> [Exercise requirements]: Copy the following lines verbatim.

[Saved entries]

□ □ □ □ □

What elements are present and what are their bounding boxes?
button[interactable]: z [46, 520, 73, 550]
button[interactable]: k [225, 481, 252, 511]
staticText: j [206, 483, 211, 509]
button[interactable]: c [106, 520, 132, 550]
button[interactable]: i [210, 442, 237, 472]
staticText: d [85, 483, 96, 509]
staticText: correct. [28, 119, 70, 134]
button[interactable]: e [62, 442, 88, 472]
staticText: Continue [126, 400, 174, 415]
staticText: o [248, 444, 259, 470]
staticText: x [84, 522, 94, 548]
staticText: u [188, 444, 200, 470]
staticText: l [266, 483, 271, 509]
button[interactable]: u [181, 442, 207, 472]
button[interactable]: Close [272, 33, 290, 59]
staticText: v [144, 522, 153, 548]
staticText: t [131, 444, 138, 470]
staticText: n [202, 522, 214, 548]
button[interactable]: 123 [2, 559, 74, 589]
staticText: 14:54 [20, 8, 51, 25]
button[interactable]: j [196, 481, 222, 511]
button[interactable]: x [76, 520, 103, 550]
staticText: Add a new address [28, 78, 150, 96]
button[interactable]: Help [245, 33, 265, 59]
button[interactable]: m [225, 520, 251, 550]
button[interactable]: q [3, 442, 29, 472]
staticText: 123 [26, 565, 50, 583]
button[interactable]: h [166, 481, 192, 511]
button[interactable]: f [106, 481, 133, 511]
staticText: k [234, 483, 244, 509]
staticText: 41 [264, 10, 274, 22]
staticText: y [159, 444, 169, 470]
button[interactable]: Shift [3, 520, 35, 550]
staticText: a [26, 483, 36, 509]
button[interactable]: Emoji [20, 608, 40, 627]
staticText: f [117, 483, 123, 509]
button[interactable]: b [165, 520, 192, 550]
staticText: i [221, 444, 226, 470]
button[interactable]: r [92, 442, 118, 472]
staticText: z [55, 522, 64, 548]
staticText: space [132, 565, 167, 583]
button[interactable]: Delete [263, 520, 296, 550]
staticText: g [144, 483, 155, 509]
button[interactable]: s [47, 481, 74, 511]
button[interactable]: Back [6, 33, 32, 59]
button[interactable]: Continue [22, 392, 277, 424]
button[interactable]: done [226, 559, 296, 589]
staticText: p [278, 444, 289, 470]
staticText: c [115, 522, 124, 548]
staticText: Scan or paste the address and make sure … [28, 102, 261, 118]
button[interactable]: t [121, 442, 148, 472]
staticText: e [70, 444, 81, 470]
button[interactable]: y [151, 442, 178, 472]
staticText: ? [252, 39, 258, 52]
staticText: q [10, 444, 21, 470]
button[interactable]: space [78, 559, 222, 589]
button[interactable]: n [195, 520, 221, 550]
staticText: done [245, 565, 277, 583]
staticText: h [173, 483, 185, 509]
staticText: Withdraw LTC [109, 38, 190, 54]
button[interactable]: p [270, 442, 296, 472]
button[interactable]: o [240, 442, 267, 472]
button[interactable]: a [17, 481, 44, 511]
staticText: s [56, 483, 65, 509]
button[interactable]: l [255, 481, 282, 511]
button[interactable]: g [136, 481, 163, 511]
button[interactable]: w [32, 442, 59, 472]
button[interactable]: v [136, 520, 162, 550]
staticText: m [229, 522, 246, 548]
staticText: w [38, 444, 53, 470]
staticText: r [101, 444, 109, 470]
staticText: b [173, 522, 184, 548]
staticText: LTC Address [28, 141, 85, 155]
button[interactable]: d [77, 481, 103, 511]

□ □ □ □ □

> [Written answer]:
What elements are present and what are their bounding boxes?
button[interactable]: z [46, 520, 73, 550]
button[interactable]: k [225, 481, 252, 511]
staticText: j [206, 483, 211, 509]
button[interactable]: c [106, 520, 132, 550]
button[interactable]: i [210, 442, 237, 472]
staticText: d [85, 483, 96, 509]
staticText: correct. [28, 119, 70, 134]
button[interactable]: e [62, 442, 88, 472]
staticText: Continue [126, 400, 174, 415]
staticText: o [248, 444, 259, 470]
staticText: x [84, 522, 94, 548]
staticText: u [188, 444, 200, 470]
staticText: l [266, 483, 271, 509]
button[interactable]: u [181, 442, 207, 472]
button[interactable]: Close [272, 33, 290, 59]
staticText: v [144, 522, 153, 548]
staticText: t [131, 444, 138, 470]
staticText: n [202, 522, 214, 548]
button[interactable]: 123 [2, 559, 74, 589]
staticText: 14:54 [20, 8, 51, 25]
button[interactable]: j [196, 481, 222, 511]
button[interactable]: x [76, 520, 103, 550]
staticText: Add a new address [28, 78, 150, 96]
button[interactable]: Help [245, 33, 265, 59]
button[interactable]: m [225, 520, 251, 550]
button[interactable]: q [3, 442, 29, 472]
staticText: 123 [26, 565, 50, 583]
button[interactable]: h [166, 481, 192, 511]
button[interactable]: f [106, 481, 133, 511]
staticText: k [234, 483, 244, 509]
staticText: 41 [264, 10, 274, 22]
staticText: y [159, 444, 169, 470]
button[interactable]: Shift [3, 520, 35, 550]
staticText: a [26, 483, 36, 509]
button[interactable]: Emoji [20, 608, 40, 627]
staticText: f [117, 483, 123, 509]
button[interactable]: b [165, 520, 192, 550]
staticText: i [221, 444, 226, 470]
button[interactable]: r [92, 442, 118, 472]
staticText: z [55, 522, 64, 548]
staticText: space [132, 565, 167, 583]
button[interactable]: Delete [263, 520, 296, 550]
staticText: g [144, 483, 155, 509]
button[interactable]: s [47, 481, 74, 511]
button[interactable]: Back [6, 33, 32, 59]
button[interactable]: Continue [22, 392, 277, 424]
button[interactable]: done [226, 559, 296, 589]
staticText: p [278, 444, 289, 470]
staticText: c [115, 522, 124, 548]
staticText: Scan or paste the address and make sure … [28, 102, 261, 118]
button[interactable]: t [121, 442, 148, 472]
staticText: e [70, 444, 81, 470]
button[interactable]: y [151, 442, 178, 472]
staticText: ? [252, 39, 258, 52]
staticText: q [10, 444, 21, 470]
button[interactable]: space [78, 559, 222, 589]
button[interactable]: n [195, 520, 221, 550]
staticText: done [245, 565, 277, 583]
staticText: h [173, 483, 185, 509]
staticText: Withdraw LTC [109, 38, 190, 54]
button[interactable]: p [270, 442, 296, 472]
button[interactable]: o [240, 442, 267, 472]
button[interactable]: a [17, 481, 44, 511]
staticText: s [56, 483, 65, 509]
button[interactable]: l [255, 481, 282, 511]
button[interactable]: g [136, 481, 163, 511]
button[interactable]: w [32, 442, 59, 472]
button[interactable]: v [136, 520, 162, 550]
staticText: m [229, 522, 246, 548]
staticText: w [38, 444, 53, 470]
staticText: r [101, 444, 109, 470]
staticText: b [173, 522, 184, 548]
staticText: LTC Address [28, 141, 85, 155]
button[interactable]: d [77, 481, 103, 511]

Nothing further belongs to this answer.